Exercise: Put the lines from the start of the records through the line containing "fit-content-button[interactable] (442, 44, 473, 71)", inclusive, into a Markdown table with the columns Row and Line. Number each row and leave out any blank lines.

[Records from a collection]
_ _ _ _ _
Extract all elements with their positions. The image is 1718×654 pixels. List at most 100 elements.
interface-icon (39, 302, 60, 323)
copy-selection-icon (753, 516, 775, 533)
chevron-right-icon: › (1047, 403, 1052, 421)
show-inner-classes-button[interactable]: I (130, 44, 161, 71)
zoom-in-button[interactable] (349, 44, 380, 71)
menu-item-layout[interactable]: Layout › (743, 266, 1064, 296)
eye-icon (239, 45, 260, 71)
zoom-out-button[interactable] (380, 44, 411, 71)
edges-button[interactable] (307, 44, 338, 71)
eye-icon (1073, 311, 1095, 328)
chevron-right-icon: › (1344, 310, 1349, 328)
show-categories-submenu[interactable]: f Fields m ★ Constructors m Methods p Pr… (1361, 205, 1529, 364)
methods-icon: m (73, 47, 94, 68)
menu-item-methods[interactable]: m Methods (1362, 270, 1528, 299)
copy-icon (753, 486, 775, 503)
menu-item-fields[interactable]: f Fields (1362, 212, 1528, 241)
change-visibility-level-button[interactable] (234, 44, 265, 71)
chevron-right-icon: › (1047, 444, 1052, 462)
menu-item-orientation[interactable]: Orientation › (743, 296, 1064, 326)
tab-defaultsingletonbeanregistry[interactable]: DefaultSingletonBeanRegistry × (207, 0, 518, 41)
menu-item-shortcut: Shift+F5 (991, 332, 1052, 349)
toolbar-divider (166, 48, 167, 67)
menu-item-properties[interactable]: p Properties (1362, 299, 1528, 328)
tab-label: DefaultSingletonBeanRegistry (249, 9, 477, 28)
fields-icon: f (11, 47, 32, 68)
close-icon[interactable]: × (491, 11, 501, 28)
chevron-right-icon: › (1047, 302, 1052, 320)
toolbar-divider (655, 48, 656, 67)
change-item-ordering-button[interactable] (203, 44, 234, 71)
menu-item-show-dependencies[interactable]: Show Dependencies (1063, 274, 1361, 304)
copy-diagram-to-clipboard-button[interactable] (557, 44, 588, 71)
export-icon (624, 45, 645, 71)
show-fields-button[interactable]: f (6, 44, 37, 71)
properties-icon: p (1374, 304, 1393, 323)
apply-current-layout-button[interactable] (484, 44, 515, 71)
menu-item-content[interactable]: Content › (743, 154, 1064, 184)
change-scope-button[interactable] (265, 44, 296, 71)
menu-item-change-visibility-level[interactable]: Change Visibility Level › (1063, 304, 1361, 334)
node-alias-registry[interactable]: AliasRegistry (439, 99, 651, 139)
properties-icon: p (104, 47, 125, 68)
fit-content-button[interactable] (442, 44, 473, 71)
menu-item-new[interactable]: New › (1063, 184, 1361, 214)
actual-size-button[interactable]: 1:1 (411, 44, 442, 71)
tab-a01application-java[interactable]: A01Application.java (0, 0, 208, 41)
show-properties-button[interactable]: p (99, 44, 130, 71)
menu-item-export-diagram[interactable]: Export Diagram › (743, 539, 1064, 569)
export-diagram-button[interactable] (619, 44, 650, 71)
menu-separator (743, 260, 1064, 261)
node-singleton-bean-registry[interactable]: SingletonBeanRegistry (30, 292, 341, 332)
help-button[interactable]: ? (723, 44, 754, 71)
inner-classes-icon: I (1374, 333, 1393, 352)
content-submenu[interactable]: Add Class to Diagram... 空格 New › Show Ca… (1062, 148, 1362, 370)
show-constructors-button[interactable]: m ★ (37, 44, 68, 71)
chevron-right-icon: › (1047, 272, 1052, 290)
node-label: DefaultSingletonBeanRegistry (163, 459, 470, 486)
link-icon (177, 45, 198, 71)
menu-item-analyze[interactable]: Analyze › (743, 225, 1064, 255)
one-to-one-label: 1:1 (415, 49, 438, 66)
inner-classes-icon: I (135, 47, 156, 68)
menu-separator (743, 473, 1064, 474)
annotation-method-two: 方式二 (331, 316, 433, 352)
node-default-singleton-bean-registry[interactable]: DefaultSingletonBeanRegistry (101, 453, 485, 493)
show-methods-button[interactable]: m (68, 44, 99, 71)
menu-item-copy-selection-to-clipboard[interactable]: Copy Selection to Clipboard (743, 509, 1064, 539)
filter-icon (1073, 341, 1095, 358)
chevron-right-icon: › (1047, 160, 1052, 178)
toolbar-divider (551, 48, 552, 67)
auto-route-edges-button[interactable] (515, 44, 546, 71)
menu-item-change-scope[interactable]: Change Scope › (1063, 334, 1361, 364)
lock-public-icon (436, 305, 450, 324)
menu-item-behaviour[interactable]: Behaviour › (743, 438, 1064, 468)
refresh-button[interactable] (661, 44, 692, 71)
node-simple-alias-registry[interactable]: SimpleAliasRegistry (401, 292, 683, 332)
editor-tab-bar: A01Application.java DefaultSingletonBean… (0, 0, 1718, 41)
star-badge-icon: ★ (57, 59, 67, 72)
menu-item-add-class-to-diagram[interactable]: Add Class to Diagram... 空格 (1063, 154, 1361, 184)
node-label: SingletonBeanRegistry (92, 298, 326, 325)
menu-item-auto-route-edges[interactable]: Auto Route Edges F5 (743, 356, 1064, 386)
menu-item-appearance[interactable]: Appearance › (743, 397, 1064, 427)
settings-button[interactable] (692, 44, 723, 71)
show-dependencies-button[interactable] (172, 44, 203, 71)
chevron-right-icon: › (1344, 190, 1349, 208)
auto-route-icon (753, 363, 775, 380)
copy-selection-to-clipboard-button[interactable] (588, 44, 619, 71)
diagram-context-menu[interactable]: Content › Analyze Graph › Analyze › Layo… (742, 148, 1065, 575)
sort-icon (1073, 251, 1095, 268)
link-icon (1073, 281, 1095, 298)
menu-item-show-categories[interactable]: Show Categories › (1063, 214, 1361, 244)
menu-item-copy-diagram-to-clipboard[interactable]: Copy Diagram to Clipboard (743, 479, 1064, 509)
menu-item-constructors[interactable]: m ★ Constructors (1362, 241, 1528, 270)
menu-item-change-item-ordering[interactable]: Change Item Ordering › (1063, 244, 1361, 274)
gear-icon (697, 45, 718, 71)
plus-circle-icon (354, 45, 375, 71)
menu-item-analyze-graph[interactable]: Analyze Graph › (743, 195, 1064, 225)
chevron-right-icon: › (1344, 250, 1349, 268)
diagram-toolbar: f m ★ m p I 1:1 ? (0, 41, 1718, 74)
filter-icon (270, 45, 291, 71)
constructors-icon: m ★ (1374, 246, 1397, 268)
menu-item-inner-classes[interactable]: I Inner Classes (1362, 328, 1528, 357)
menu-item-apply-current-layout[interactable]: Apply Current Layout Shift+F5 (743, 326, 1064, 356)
_ _ _ _ _
Task answer:
| Row | Line |
|---|---|
| 1 | Extract all elements with their positions. The image is 1718×654 pixels. List at most 100 elements. |
| 2 | interface-icon (39, 302, 60, 323) |
| 3 | copy-selection-icon (753, 516, 775, 533) |
| 4 | chevron-right-icon: › (1047, 403, 1052, 421) |
| 5 | show-inner-classes-button[interactable]: I (130, 44, 161, 71) |
| 6 | zoom-in-button[interactable] (349, 44, 380, 71) |
| 7 | menu-item-layout[interactable]: Layout › (743, 266, 1064, 296) |
| 8 | eye-icon (239, 45, 260, 71) |
| 9 | zoom-out-button[interactable] (380, 44, 411, 71) |
| 10 | edges-button[interactable] (307, 44, 338, 71) |
| 11 | eye-icon (1073, 311, 1095, 328) |
| 12 | chevron-right-icon: › (1344, 310, 1349, 328) |
| 13 | show-categories-submenu[interactable]: f Fields m ★ Constructors m Methods p Pr… (1361, 205, 1529, 364) |
| 14 | methods-icon: m (73, 47, 94, 68) |
| 15 | menu-item-methods[interactable]: m Methods (1362, 270, 1528, 299) |
| 16 | copy-icon (753, 486, 775, 503) |
| 17 | menu-item-fields[interactable]: f Fields (1362, 212, 1528, 241) |
| 18 | change-visibility-level-button[interactable] (234, 44, 265, 71) |
| 19 | chevron-right-icon: › (1047, 444, 1052, 462) |
| 20 | menu-item-orientation[interactable]: Orientation › (743, 296, 1064, 326) |
| 21 | tab-defaultsingletonbeanregistry[interactable]: DefaultSingletonBeanRegistry × (207, 0, 518, 41) |
| 22 | menu-item-shortcut: Shift+F5 (991, 332, 1052, 349) |
| 23 | toolbar-divider (166, 48, 167, 67) |
| 24 | menu-item-properties[interactable]: p Properties (1362, 299, 1528, 328) |
| 25 | tab-label: DefaultSingletonBeanRegistry (249, 9, 477, 28) |
| 26 | fields-icon: f (11, 47, 32, 68) |
| 27 | close-icon[interactable]: × (491, 11, 501, 28) |
| 28 | chevron-right-icon: › (1047, 302, 1052, 320) |
| 29 | toolbar-divider (655, 48, 656, 67) |
| 30 | change-item-ordering-button[interactable] (203, 44, 234, 71) |
| 31 | menu-item-show-dependencies[interactable]: Show Dependencies (1063, 274, 1361, 304) |
| 32 | copy-diagram-to-clipboard-button[interactable] (557, 44, 588, 71) |
| 33 | export-icon (624, 45, 645, 71) |
| 34 | show-fields-button[interactable]: f (6, 44, 37, 71) |
| 35 | properties-icon: p (1374, 304, 1393, 323) |
| 36 | apply-current-layout-button[interactable] (484, 44, 515, 71) |
| 37 | menu-item-content[interactable]: Content › (743, 154, 1064, 184) |
| 38 | change-scope-button[interactable] (265, 44, 296, 71) |
| 39 | menu-item-change-visibility-level[interactable]: Change Visibility Level › (1063, 304, 1361, 334) |
| 40 | node-alias-registry[interactable]: AliasRegistry (439, 99, 651, 139) |
| 41 | properties-icon: p (104, 47, 125, 68) |
| 42 | fit-content-button[interactable] (442, 44, 473, 71) |